§ **Passage provided**:
But it was just the first step in making the Gambia they’d dreamed of returning to. One year later, the diaspora is carving out a new role, keen to contribute to prosperity and democracy in the country they fled. For some, that means continuing support from afar; for others, it means coming home at last.
“I want to actively participate in the rebuilding of The Gambia,” says Malanding Jaiteh, a scientist who made the move from New York last year. “I see my position and my abilities as an opportunity. I believe that what I can put in place here will last beyond my lifetime.”
During Jammeh’s years of authoritarian rule and corruption, more than 100,000 of Gambia's 2 million citizens left the country, establishing communities from Seattle to Oslo.
One of them is Dr. Jaiteh, who came to the United States for a Ph.D. program in 1993, assuming he’d return home after graduation to continue his work in natural resource management. A year into his program, however, Jammeh came to power through a coup. Considering job offers in Gambia and the US, Jaiteh faced a tough decision – but thought back to his recent visit home, which coincided with the public chase and execution of a military officer accused of treason.
“People were fearful something else was going to happen next. You could feel that,” Jaiteh says. “That really said to me something is seriously wrong here.” He moved his family to New York and began working at Columbia University’s Earth Institute, investigating illegal sand mining and land acquisition in Gambia in his free time.
Jaiteh, who helped lead the Diaspora Election Command Center, and Camara are part of a loose but influential group of Gambians abroad who helped unite the fractured political opposition around Mr. Barrow, raising more than $100,000 for his campaign. Barrow, a first-time political candidate, went on to win the election by a 43.3 percent to 39.6 percent margin.

§ **Given request 1**: From the passage on the Gambian diaspora, set down everything from "Jaiteh, who helped" down to "39.6 percent margin.".
§ **Given request 2**: Resume the passage on the Gambian diaspora, picking up after its last sentence.

§ **Data lines**:
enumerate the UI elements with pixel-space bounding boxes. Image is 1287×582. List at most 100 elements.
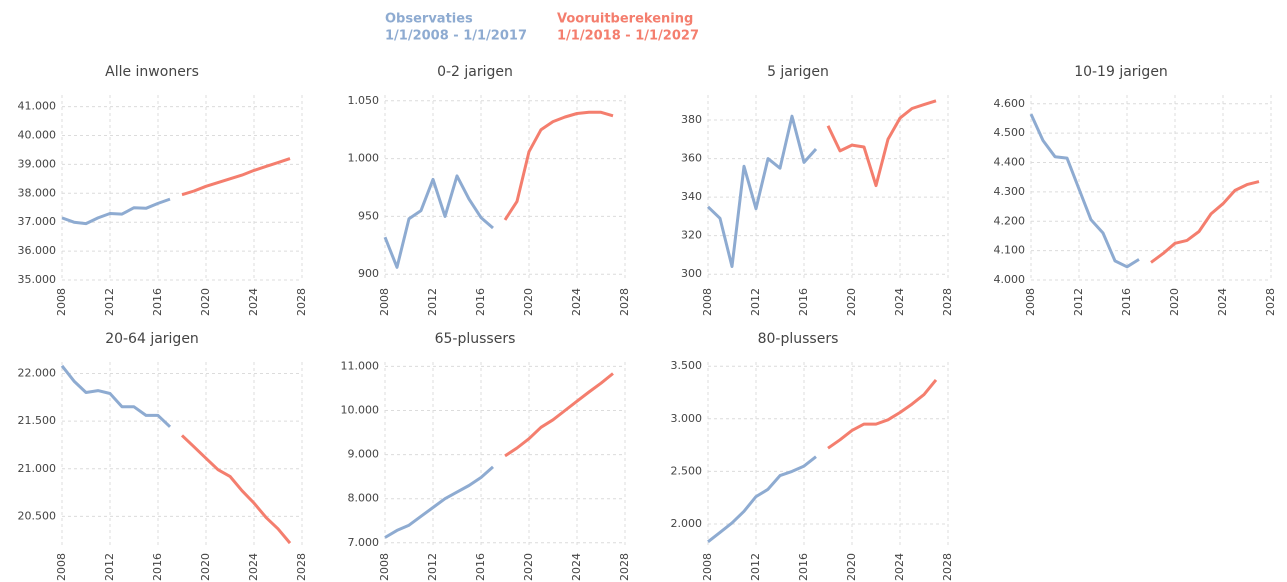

§ **Response 1**:
Jaiteh, who helped lead the Diaspora Election Command Center, and Camara are part of a loose but influential group of Gambians abroad who helped unite the fractured political opposition around Mr. Barrow, raising more than $100,000 for his campaign. Barrow, a first-time political candidate, went on to win the election by a 43.3 percent to 39.6 percent margin.

§ **Response 2**:
The diaspora leadership also worked with Vanguard Africa, a nonprofit that advocates for pro-democracy politicians. Jeffery Smith, the executive director of Vanguard Africa, helped Gambians in the US get meetings at the State Department and connect with international media. The diaspora was crucial in focusing attention on Gambia in the lead-up to the election, he says.
“Dictators grow strength in the shadows. They become more emboldened in the darkness and [the diaspora] were able to take that away from Jammeh,” he says. “The international spotlight was on the country. The people in the country recognized this; they were becoming more emboldened because of that.”
But it still came as a surprise when Jammeh lost the election and fled to Equatorial Guinea, after threats of regional military intervention. Not only did many Gambians abroad have new hope for reform – but returning home safely, period, seemed a possibility. In the waning years of his regime, after a failed coup attempt, Jammeh had treated the diaspora as a threat to his control, particularly journalists and activists who had fled the country.
Jaiteh returned for his first post-vote visit in March. Another visit in July convinced him to buy land and start building a house. He was moving back.
No definite count of returnees exists, according to Omar Kebbeh, an economist with the US Bureau of Economic Analysis. But not every Gambian who wants to contribute to the country’s future has a move in mind. An effort to keep engaging the diaspora has been spearheaded by the Migration and Sustainable Development in the Gambia project (MSDG), which is establishing policy recommendations to encourage them to invest in development at home: from creating government bonds targeting the diaspora, to co-development projects, to reducing the cost of remittances, to utilizing them in an informal ambassador system.
“Before the government invests so much money bringing consulars, they have lots of Gambians in the diaspora who are ambassadors already, officially and unofficially,” explains Ndey Jobarteh, a founder of MSDG’s “Gambia House” center for engagement in Oslo. Last year the center helped arrange a visit of potential Norwegian investors to Gambia, and has recently started offering informal consular services to Gambians in Scandinavia.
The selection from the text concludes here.